— start Given information —

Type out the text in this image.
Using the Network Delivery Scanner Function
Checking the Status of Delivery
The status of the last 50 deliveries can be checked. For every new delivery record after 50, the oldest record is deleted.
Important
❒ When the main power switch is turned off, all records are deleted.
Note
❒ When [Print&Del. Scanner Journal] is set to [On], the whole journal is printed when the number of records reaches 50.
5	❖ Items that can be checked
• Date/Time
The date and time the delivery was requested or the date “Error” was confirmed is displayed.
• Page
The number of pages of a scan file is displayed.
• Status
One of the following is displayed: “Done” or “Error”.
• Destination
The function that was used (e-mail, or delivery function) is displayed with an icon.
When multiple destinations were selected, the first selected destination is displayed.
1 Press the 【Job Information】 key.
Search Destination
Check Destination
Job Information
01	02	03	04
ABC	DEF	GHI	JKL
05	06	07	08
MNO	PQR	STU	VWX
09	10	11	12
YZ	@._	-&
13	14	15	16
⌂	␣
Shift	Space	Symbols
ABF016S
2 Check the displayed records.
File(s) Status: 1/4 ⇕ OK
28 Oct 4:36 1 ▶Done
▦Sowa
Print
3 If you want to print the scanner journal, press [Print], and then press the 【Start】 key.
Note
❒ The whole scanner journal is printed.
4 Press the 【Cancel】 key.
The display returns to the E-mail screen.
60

— end Given information —
— start Given information —

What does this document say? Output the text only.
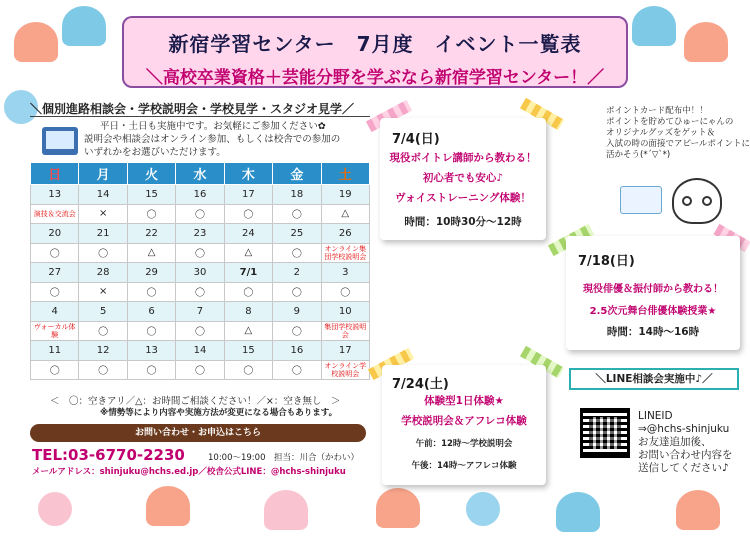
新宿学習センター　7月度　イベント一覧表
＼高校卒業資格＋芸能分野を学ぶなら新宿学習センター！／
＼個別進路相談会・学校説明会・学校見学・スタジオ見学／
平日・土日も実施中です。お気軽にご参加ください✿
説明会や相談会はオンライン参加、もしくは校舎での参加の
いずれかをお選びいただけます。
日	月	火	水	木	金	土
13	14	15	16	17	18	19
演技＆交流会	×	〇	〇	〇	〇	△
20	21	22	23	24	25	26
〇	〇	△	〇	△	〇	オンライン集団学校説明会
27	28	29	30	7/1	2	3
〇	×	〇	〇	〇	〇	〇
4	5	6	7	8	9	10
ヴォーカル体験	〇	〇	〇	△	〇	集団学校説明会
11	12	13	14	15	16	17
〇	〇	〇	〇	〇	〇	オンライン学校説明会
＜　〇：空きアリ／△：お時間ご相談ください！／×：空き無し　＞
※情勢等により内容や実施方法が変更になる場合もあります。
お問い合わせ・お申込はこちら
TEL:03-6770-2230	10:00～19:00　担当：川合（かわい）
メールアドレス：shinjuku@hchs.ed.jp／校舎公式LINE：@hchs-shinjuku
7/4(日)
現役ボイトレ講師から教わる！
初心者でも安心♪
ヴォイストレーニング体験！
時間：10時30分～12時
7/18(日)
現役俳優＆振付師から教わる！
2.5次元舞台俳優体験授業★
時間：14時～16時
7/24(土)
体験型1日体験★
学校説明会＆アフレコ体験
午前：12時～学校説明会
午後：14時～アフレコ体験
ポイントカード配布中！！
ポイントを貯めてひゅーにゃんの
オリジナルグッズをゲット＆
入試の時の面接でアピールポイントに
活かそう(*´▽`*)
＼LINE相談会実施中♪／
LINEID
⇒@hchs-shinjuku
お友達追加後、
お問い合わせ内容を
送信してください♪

— end Given information —

■ Stated problem
Identify the lines of the entries containing the string "hchs". Copy each such line.

■ Answer to this problem
メールアドレス：shinjuku@hchs.ed.jp／校舎公式LINE：@hchs-shinjuku
⇒@hchs-shinjuku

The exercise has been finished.